■ **PROBLEM DETAILS**: Using the records that follow, copy every line containing the word "document".

[begin RECORDS FOR THIS TASK]

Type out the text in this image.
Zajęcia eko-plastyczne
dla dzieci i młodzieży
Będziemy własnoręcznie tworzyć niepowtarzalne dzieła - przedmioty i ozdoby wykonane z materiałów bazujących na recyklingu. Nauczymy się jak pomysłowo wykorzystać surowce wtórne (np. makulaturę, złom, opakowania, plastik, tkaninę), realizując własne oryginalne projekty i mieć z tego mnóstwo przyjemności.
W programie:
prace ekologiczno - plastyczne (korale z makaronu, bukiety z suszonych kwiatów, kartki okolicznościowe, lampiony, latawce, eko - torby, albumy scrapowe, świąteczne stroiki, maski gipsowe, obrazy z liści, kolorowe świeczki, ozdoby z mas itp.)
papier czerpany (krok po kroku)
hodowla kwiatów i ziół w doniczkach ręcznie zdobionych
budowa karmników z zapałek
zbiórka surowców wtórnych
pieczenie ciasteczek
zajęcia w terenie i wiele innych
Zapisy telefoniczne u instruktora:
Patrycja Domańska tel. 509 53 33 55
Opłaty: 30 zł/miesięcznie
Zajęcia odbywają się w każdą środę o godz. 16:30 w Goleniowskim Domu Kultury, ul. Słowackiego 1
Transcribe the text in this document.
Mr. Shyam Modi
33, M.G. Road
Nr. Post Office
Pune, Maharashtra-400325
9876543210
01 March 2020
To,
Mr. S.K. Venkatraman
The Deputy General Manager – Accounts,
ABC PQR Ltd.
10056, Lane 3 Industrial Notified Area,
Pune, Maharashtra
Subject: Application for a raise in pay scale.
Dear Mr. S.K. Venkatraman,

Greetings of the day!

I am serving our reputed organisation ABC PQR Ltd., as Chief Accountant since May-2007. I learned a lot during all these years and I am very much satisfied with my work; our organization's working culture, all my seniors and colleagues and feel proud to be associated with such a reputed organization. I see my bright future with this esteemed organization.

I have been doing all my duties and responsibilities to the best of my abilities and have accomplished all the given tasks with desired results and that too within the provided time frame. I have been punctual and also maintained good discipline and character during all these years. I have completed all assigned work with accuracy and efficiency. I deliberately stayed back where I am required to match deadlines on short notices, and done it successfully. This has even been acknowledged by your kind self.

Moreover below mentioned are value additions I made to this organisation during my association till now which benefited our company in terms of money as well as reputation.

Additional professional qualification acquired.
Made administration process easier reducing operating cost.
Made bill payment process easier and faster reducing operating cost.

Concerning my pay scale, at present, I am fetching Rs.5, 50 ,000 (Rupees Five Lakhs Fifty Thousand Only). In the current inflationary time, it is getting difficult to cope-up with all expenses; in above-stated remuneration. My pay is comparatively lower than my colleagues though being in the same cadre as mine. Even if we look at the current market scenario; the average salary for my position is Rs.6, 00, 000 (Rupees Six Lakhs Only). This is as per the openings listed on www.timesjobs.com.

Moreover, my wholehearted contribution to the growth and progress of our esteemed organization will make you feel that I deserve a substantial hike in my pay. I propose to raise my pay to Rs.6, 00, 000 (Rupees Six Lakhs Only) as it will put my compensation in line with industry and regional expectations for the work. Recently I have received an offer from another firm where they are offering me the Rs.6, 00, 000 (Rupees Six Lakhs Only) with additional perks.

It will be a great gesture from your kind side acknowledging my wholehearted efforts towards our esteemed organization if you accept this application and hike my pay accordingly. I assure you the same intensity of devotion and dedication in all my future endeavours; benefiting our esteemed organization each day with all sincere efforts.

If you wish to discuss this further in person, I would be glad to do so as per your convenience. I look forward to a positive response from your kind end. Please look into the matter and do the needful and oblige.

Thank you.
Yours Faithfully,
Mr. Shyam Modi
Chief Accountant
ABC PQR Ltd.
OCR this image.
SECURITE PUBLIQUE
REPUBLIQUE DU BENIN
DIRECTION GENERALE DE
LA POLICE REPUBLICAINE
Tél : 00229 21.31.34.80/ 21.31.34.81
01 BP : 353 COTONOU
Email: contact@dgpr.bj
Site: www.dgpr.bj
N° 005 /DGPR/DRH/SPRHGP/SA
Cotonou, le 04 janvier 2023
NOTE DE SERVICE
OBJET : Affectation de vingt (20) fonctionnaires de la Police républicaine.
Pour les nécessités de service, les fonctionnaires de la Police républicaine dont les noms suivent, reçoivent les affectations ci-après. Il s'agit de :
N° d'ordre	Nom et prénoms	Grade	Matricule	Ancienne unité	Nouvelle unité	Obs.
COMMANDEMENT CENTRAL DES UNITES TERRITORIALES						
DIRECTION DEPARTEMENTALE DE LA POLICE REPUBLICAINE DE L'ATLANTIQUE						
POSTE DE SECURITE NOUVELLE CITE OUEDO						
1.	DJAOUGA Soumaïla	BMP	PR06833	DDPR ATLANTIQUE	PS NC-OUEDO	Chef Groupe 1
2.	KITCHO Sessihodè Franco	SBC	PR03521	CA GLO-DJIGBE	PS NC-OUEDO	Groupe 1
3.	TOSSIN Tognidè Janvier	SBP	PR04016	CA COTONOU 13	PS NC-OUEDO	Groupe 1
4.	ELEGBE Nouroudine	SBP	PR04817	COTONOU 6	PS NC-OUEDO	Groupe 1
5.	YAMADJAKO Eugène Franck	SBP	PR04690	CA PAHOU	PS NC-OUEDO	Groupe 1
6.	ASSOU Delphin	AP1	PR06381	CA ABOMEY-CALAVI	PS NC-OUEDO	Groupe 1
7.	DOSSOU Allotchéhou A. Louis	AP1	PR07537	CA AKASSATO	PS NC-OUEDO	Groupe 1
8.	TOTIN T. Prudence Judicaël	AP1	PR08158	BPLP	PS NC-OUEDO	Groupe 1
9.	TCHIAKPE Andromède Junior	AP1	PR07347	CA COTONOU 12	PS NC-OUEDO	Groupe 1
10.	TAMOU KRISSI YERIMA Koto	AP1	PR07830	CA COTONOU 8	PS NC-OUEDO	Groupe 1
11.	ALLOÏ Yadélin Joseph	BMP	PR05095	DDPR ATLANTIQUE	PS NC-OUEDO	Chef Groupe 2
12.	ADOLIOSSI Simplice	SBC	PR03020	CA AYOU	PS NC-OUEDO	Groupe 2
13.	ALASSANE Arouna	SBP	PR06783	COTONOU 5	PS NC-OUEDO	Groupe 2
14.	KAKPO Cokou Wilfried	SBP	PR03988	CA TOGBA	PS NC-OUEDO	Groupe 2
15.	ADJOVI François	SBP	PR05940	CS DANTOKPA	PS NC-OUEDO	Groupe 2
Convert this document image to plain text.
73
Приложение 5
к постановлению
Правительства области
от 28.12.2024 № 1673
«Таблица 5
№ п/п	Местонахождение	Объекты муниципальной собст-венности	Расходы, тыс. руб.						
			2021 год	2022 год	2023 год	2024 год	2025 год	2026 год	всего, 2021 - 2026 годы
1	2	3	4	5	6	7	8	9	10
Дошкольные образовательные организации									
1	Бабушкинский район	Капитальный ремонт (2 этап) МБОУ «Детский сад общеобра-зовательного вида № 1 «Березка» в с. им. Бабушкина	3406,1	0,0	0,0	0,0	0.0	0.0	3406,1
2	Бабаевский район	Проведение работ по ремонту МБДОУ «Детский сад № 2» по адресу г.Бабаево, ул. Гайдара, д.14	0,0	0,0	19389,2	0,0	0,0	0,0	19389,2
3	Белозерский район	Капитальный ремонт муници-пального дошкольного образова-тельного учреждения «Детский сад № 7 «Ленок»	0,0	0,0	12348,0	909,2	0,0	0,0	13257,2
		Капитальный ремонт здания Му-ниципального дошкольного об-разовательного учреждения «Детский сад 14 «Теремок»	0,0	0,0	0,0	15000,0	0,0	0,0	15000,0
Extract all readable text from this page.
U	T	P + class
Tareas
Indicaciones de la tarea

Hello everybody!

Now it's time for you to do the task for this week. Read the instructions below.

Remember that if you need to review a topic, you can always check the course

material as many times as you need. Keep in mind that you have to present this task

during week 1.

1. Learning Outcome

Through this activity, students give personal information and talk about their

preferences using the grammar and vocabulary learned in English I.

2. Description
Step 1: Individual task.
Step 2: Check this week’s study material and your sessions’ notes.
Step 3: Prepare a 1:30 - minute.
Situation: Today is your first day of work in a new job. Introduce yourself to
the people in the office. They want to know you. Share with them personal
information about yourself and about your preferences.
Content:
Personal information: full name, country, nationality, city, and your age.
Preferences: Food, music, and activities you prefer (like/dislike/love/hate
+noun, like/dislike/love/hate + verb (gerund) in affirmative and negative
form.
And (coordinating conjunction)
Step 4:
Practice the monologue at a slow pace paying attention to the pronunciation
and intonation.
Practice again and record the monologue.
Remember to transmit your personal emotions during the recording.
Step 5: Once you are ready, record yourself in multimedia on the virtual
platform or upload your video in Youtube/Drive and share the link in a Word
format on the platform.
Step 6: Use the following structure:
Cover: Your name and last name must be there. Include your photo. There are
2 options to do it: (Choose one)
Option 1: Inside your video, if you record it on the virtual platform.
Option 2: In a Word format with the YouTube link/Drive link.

[end RECORDS FOR THIS TASK]

■ **EXPECTED OUTPUT**:
Transcribe the text in this document.
Convert this document image to plain text.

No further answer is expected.